Counting only lines below that hold "Dataset", give the total alone.

--------------------------------------------------

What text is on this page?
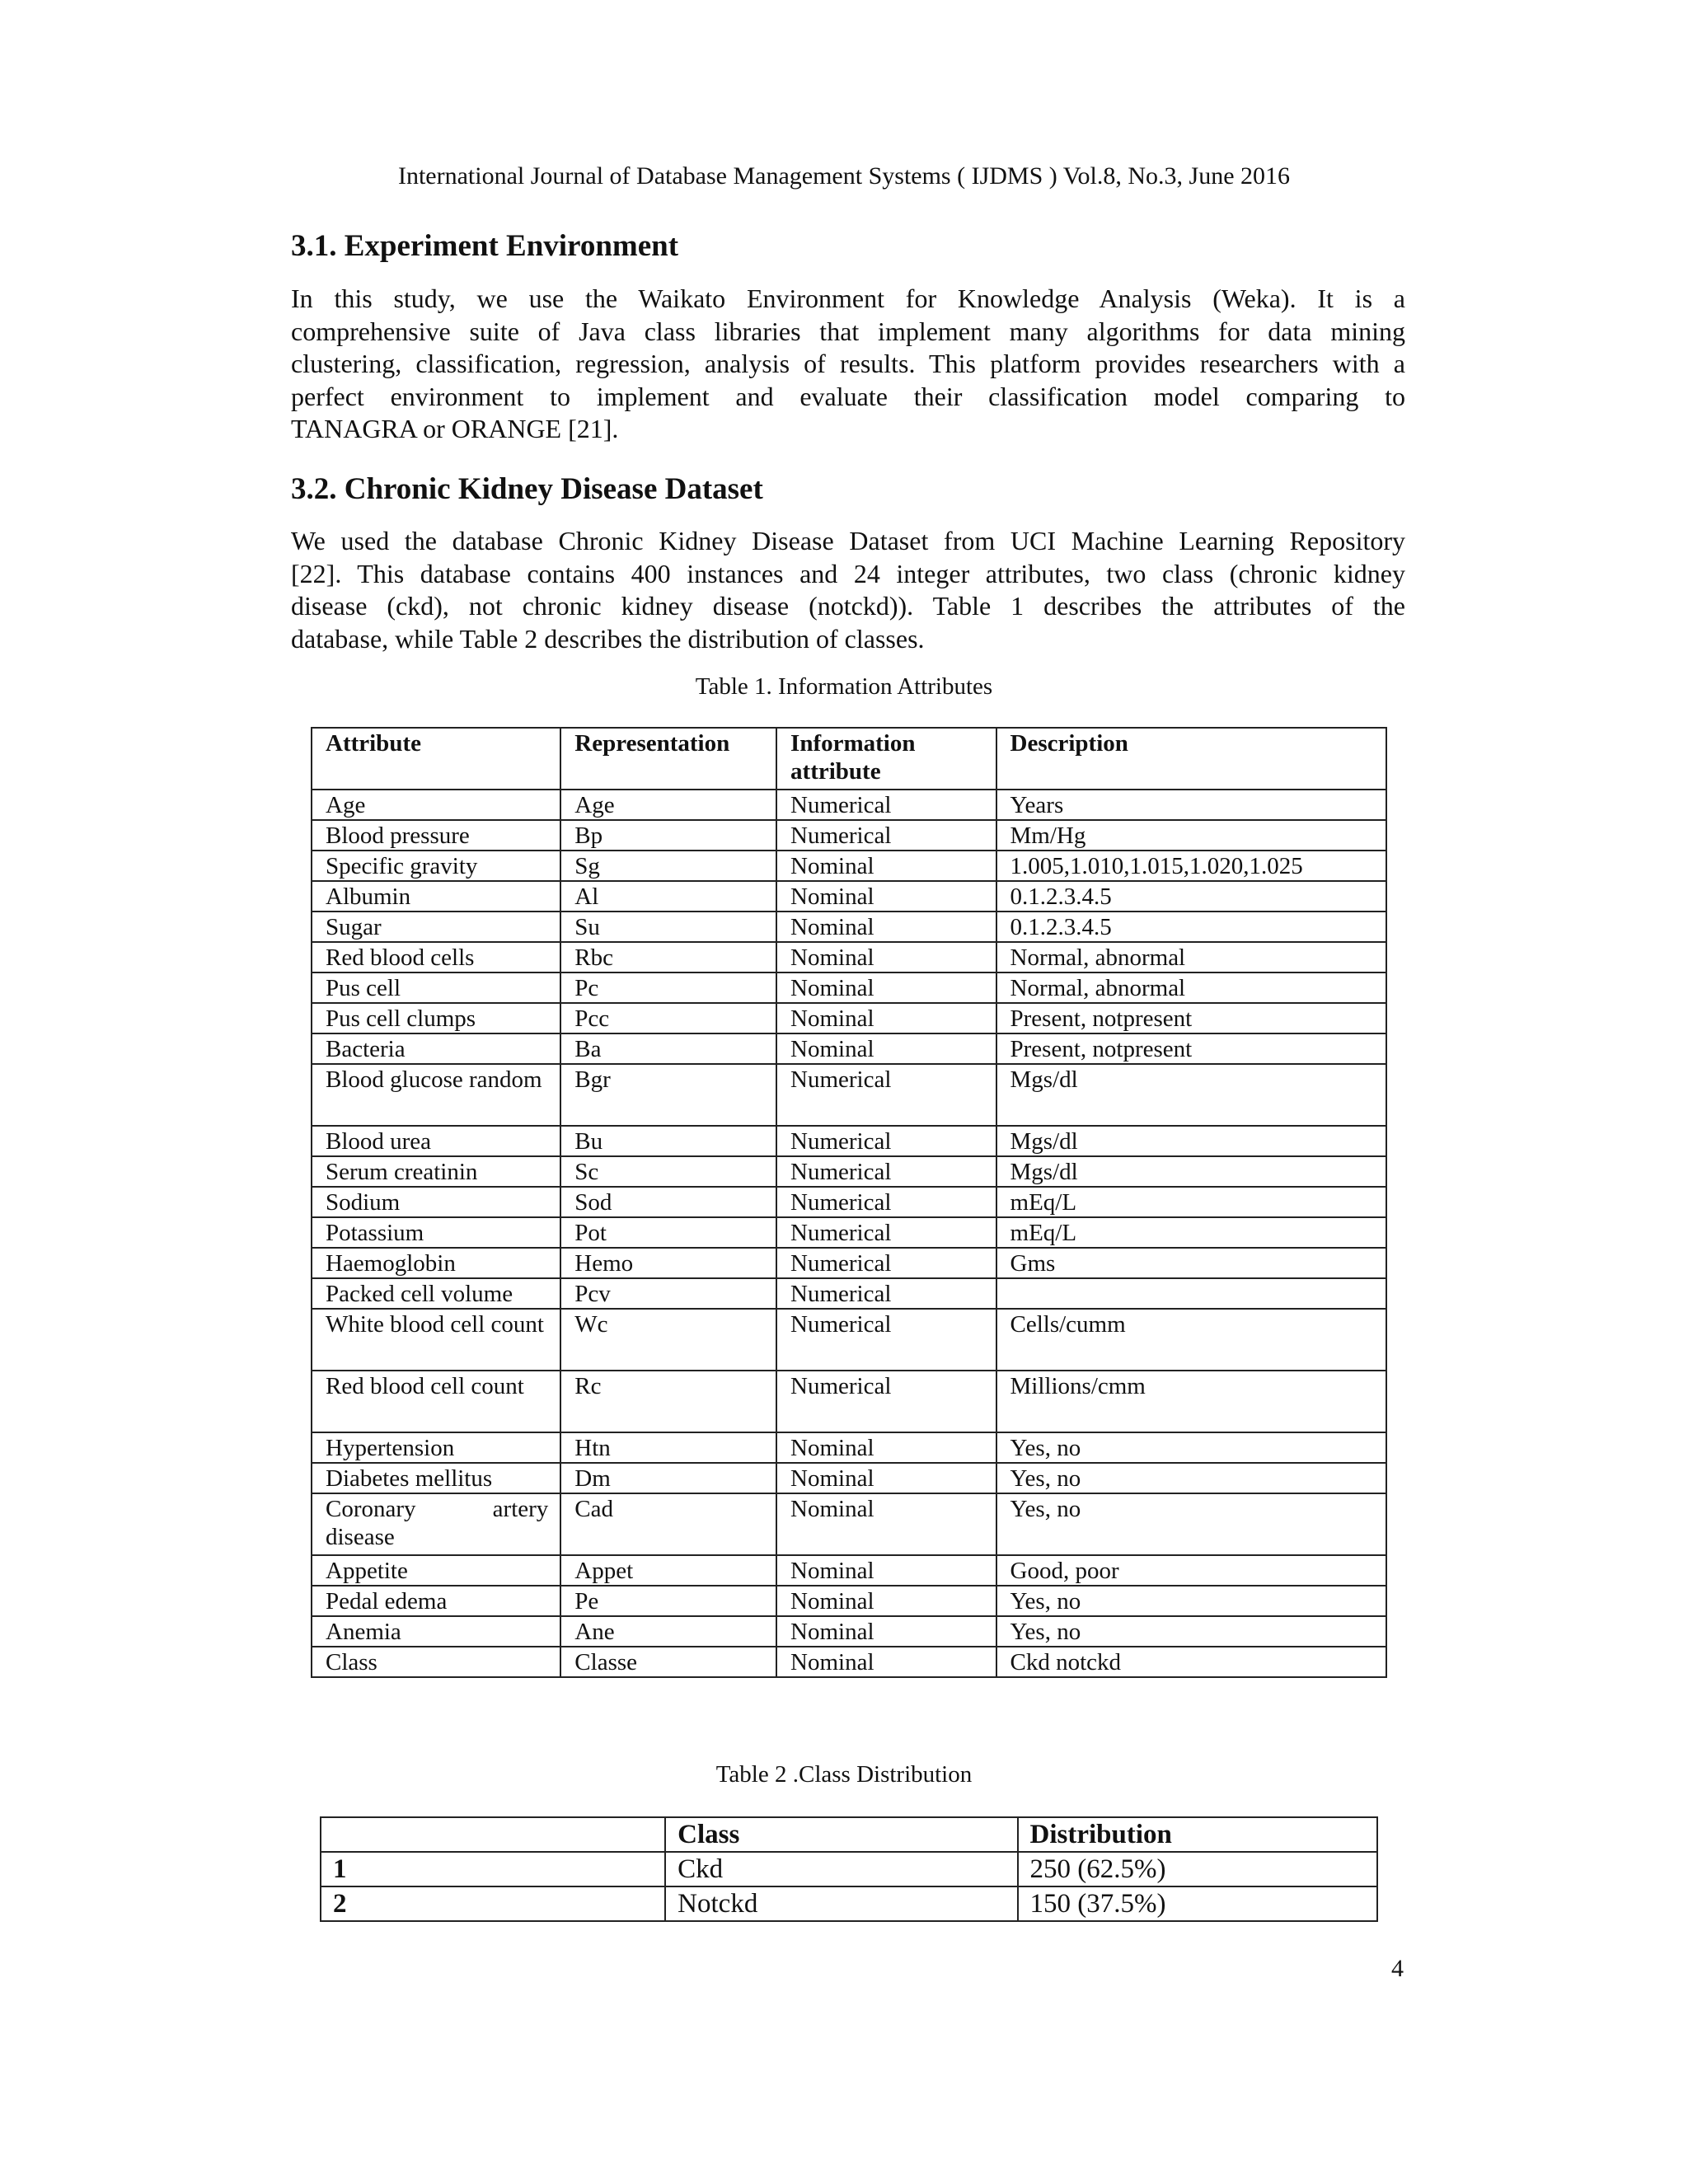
International Journal of Database Management Systems ( IJDMS ) Vol.8, No.3, June 2016
3.1. Experiment Environment

In this study, we use the Waikato Environment for Knowledge Analysis (Weka). It is a
comprehensive suite of Java class libraries that implement many algorithms for data mining
clustering, classification, regression, analysis of results. This platform provides researchers with a
perfect environment to implement and evaluate their classification model comparing to
TANAGRA or ORANGE [21].

3.2. Chronic Kidney Disease Dataset

We used the database Chronic Kidney Disease Dataset from UCI Machine Learning Repository
[22]. This database contains 400 instances and 24 integer attributes, two class (chronic kidney
disease (ckd), not chronic kidney disease (notckd)). Table 1 describes the attributes of the
database, while Table 2 describes the distribution of classes.

Table 1. Information Attributes
Attribute	Representation	Information attribute	Description
Age	Age	Numerical	Years
Blood pressure	Bp	Numerical	Mm/Hg
Specific gravity	Sg	Nominal	1.005,1.010,1.015,1.020,1.025
Albumin	Al	Nominal	0.1.2.3.4.5
Sugar	Su	Nominal	0.1.2.3.4.5
Red blood cells	Rbc	Nominal	Normal, abnormal
Pus cell	Pc	Nominal	Normal, abnormal
Pus cell clumps	Pcc	Nominal	Present, notpresent
Bacteria	Ba	Nominal	Present, notpresent
Blood glucose random	Bgr	Numerical	Mgs/dl
Blood urea	Bu	Numerical	Mgs/dl
Serum creatinin	Sc	Numerical	Mgs/dl
Sodium	Sod	Numerical	mEq/L
Potassium	Pot	Numerical	mEq/L
Haemoglobin	Hemo	Numerical	Gms
Packed cell volume	Pcv	Numerical	
White blood cell count	Wc	Numerical	Cells/cumm
Red blood cell count	Rc	Numerical	Millions/cmm
Hypertension	Htn	Nominal	Yes, no
Diabetes mellitus	Dm	Nominal	Yes, no
Coronary artery disease	Cad	Nominal	Yes, no
Appetite	Appet	Nominal	Good, poor
Pedal edema	Pe	Nominal	Yes, no
Anemia	Ane	Nominal	Yes, no
Class	Classe	Nominal	Ckd notckd
Table 2 .Class Distribution
	Class	Distribution
1	Ckd	250 (62.5%)
2	Notckd	150 (37.5%)
4
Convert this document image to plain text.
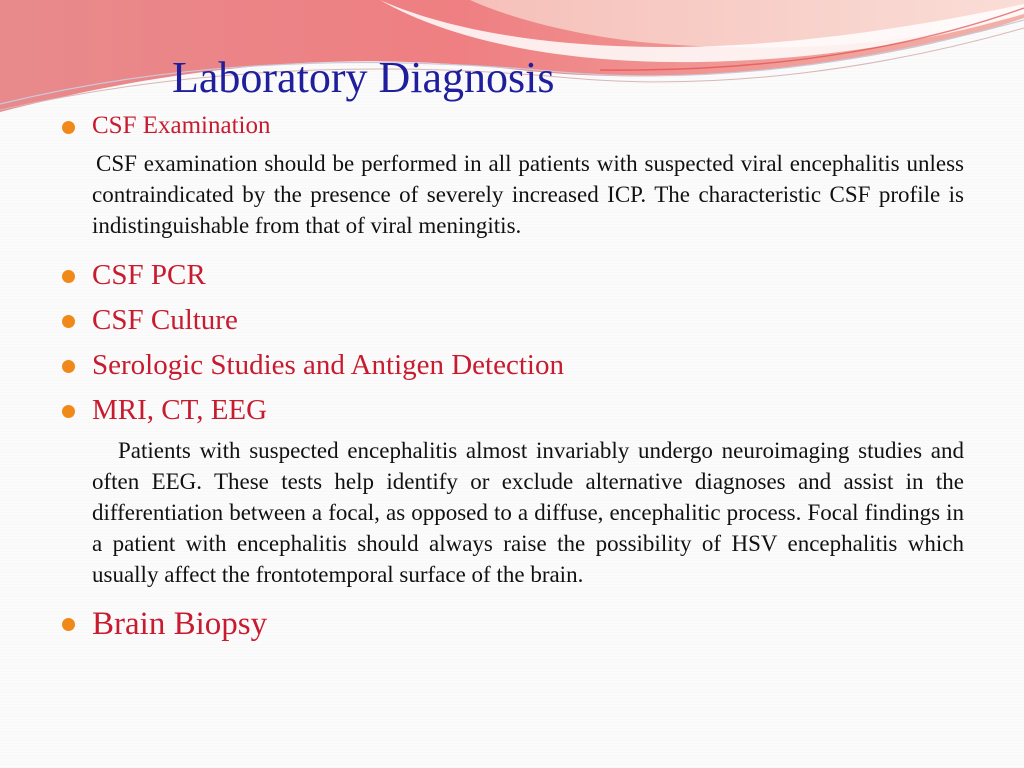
Laboratory Diagnosis
CSF Examination

CSF examination should be performed in all patients with suspected viral encephalitis unless contraindicated by the presence of severely increased ICP. The characteristic CSF profile is indistinguishable from that of viral meningitis.

CSF PCR
CSF Culture
Serologic Studies and Antigen Detection
MRI, CT, EEG

Patients with suspected encephalitis almost invariably undergo neuroimaging studies and often EEG. These tests help identify or exclude alternative diagnoses and assist in the differentiation between a focal, as opposed to a diffuse, encephalitic process. Focal findings in a patient with encephalitis should always raise the possibility of HSV encephalitis which usually affect the frontotemporal surface of the brain.

Brain Biopsy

--------------------------------------------------

**ANSWER BOX:**
2